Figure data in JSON

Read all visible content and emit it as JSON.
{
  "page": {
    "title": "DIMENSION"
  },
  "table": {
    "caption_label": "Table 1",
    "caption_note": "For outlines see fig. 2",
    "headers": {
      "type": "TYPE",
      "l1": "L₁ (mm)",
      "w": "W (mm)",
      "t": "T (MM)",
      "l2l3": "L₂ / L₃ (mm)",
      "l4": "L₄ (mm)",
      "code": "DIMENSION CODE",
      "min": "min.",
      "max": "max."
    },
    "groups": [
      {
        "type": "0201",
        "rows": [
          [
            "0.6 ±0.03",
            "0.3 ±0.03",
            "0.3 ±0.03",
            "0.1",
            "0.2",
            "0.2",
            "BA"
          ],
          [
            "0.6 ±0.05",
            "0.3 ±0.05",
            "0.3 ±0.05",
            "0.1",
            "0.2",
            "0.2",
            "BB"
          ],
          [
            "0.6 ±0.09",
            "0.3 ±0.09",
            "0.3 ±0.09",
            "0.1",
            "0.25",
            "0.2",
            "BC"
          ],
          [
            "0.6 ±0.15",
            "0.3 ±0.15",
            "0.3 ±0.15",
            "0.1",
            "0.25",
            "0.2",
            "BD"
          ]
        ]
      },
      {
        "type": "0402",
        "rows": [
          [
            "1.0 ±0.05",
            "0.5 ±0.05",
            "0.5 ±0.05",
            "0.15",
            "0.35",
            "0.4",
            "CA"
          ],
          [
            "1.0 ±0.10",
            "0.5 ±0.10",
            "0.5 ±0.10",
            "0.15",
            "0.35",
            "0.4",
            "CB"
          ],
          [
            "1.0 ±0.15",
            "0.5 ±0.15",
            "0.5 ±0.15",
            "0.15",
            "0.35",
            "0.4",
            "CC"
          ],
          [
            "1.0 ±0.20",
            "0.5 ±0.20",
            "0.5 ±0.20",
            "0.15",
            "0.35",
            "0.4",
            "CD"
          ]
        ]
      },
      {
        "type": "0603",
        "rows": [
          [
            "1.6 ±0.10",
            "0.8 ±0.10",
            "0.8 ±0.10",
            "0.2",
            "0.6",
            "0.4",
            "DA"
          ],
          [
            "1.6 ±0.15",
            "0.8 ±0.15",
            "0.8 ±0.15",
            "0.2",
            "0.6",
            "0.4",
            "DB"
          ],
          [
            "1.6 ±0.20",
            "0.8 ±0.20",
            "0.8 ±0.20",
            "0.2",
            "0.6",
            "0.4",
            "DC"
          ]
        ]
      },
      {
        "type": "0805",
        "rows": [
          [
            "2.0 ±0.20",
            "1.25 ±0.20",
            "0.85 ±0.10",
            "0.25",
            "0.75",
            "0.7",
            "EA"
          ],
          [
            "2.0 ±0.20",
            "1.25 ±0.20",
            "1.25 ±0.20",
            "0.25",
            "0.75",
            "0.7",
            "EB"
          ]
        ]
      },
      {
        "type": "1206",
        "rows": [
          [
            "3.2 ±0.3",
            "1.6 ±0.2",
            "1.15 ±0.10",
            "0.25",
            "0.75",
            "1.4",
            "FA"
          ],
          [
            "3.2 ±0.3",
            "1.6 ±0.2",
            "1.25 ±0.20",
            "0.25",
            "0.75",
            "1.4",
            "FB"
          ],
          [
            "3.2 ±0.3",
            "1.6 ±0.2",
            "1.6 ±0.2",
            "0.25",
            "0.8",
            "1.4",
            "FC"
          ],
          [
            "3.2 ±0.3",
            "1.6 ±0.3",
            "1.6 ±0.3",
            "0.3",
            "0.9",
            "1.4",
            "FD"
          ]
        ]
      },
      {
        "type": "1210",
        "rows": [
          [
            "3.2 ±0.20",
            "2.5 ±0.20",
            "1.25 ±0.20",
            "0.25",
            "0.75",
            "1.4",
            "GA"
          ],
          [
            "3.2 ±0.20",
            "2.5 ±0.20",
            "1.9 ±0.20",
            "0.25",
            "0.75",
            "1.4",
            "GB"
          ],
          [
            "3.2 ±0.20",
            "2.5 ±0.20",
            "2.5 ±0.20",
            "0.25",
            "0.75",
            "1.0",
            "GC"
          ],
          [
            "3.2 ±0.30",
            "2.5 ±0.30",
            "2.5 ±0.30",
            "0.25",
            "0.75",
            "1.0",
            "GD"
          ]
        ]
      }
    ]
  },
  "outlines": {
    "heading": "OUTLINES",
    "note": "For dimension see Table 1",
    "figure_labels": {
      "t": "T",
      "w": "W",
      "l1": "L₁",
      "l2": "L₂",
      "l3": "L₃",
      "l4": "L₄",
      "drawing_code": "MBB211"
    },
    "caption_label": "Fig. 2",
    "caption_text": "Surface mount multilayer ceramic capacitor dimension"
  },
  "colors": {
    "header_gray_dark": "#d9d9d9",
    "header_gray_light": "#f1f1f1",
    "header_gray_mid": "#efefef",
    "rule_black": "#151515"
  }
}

The exercise.
Transcribe every entry exactly, omitting nothing.

Expected answer.
Read all visible content and emit it as JSON.
{
  "page": {
    "title": "DIMENSION"
  },
  "table": {
    "caption_label": "Table 1",
    "caption_note": "For outlines see fig. 2",
    "headers": {
      "type": "TYPE",
      "l1": "L₁ (mm)",
      "w": "W (mm)",
      "t": "T (MM)",
      "l2l3": "L₂ / L₃ (mm)",
      "l4": "L₄ (mm)",
      "code": "DIMENSION CODE",
      "min": "min.",
      "max": "max."
    },
    "groups": [
      {
        "type": "0201",
        "rows": [
          [
            "0.6 ±0.03",
            "0.3 ±0.03",
            "0.3 ±0.03",
            "0.1",
            "0.2",
            "0.2",
            "BA"
          ],
          [
            "0.6 ±0.05",
            "0.3 ±0.05",
            "0.3 ±0.05",
            "0.1",
            "0.2",
            "0.2",
            "BB"
          ],
          [
            "0.6 ±0.09",
            "0.3 ±0.09",
            "0.3 ±0.09",
            "0.1",
            "0.25",
            "0.2",
            "BC"
          ],
          [
            "0.6 ±0.15",
            "0.3 ±0.15",
            "0.3 ±0.15",
            "0.1",
            "0.25",
            "0.2",
            "BD"
          ]
        ]
      },
      {
        "type": "0402",
        "rows": [
          [
            "1.0 ±0.05",
            "0.5 ±0.05",
            "0.5 ±0.05",
            "0.15",
            "0.35",
            "0.4",
            "CA"
          ],
          [
            "1.0 ±0.10",
            "0.5 ±0.10",
            "0.5 ±0.10",
            "0.15",
            "0.35",
            "0.4",
            "CB"
          ],
          [
            "1.0 ±0.15",
            "0.5 ±0.15",
            "0.5 ±0.15",
            "0.15",
            "0.35",
            "0.4",
            "CC"
          ],
          [
            "1.0 ±0.20",
            "0.5 ±0.20",
            "0.5 ±0.20",
            "0.15",
            "0.35",
            "0.4",
            "CD"
          ]
        ]
      },
      {
        "type": "0603",
        "rows": [
          [
            "1.6 ±0.10",
            "0.8 ±0.10",
            "0.8 ±0.10",
            "0.2",
            "0.6",
            "0.4",
            "DA"
          ],
          [
            "1.6 ±0.15",
            "0.8 ±0.15",
            "0.8 ±0.15",
            "0.2",
            "0.6",
            "0.4",
            "DB"
          ],
          [
            "1.6 ±0.20",
            "0.8 ±0.20",
            "0.8 ±0.20",
            "0.2",
            "0.6",
            "0.4",
            "DC"
          ]
        ]
      },
      {
        "type": "0805",
        "rows": [
          [
            "2.0 ±0.20",
            "1.25 ±0.20",
            "0.85 ±0.10",
            "0.25",
            "0.75",
            "0.7",
            "EA"
          ],
          [
            "2.0 ±0.20",
            "1.25 ±0.20",
            "1.25 ±0.20",
            "0.25",
            "0.75",
            "0.7",
            "EB"
          ]
        ]
      },
      {
        "type": "1206",
        "rows": [
          [
            "3.2 ±0.3",
            "1.6 ±0.2",
            "1.15 ±0.10",
            "0.25",
            "0.75",
            "1.4",
            "FA"
          ],
          [
            "3.2 ±0.3",
            "1.6 ±0.2",
            "1.25 ±0.20",
            "0.25",
            "0.75",
            "1.4",
            "FB"
          ],
          [
            "3.2 ±0.3",
            "1.6 ±0.2",
            "1.6 ±0.2",
            "0.25",
            "0.8",
            "1.4",
            "FC"
          ],
          [
            "3.2 ±0.3",
            "1.6 ±0.3",
            "1.6 ±0.3",
            "0.3",
            "0.9",
            "1.4",
            "FD"
          ]
        ]
      },
      {
        "type": "1210",
        "rows": [
          [
            "3.2 ±0.20",
            "2.5 ±0.20",
            "1.25 ±0.20",
            "0.25",
            "0.75",
            "1.4",
            "GA"
          ],
          [
            "3.2 ±0.20",
            "2.5 ±0.20",
            "1.9 ±0.20",
            "0.25",
            "0.75",
            "1.4",
            "GB"
          ],
          [
            "3.2 ±0.20",
            "2.5 ±0.20",
            "2.5 ±0.20",
            "0.25",
            "0.75",
            "1.0",
            "GC"
          ],
          [
            "3.2 ±0.30",
            "2.5 ±0.30",
            "2.5 ±0.30",
            "0.25",
            "0.75",
            "1.0",
            "GD"
          ]
        ]
      }
    ]
  },
  "outlines": {
    "heading": "OUTLINES",
    "note": "For dimension see Table 1",
    "figure_labels": {
      "t": "T",
      "w": "W",
      "l1": "L₁",
      "l2": "L₂",
      "l3": "L₃",
      "l4": "L₄",
      "drawing_code": "MBB211"
    },
    "caption_label": "Fig. 2",
    "caption_text": "Surface mount multilayer ceramic capacitor dimension"
  },
  "colors": {
    "header_gray_dark": "#d9d9d9",
    "header_gray_light": "#f1f1f1",
    "header_gray_mid": "#efefef",
    "rule_black": "#151515"
  }
}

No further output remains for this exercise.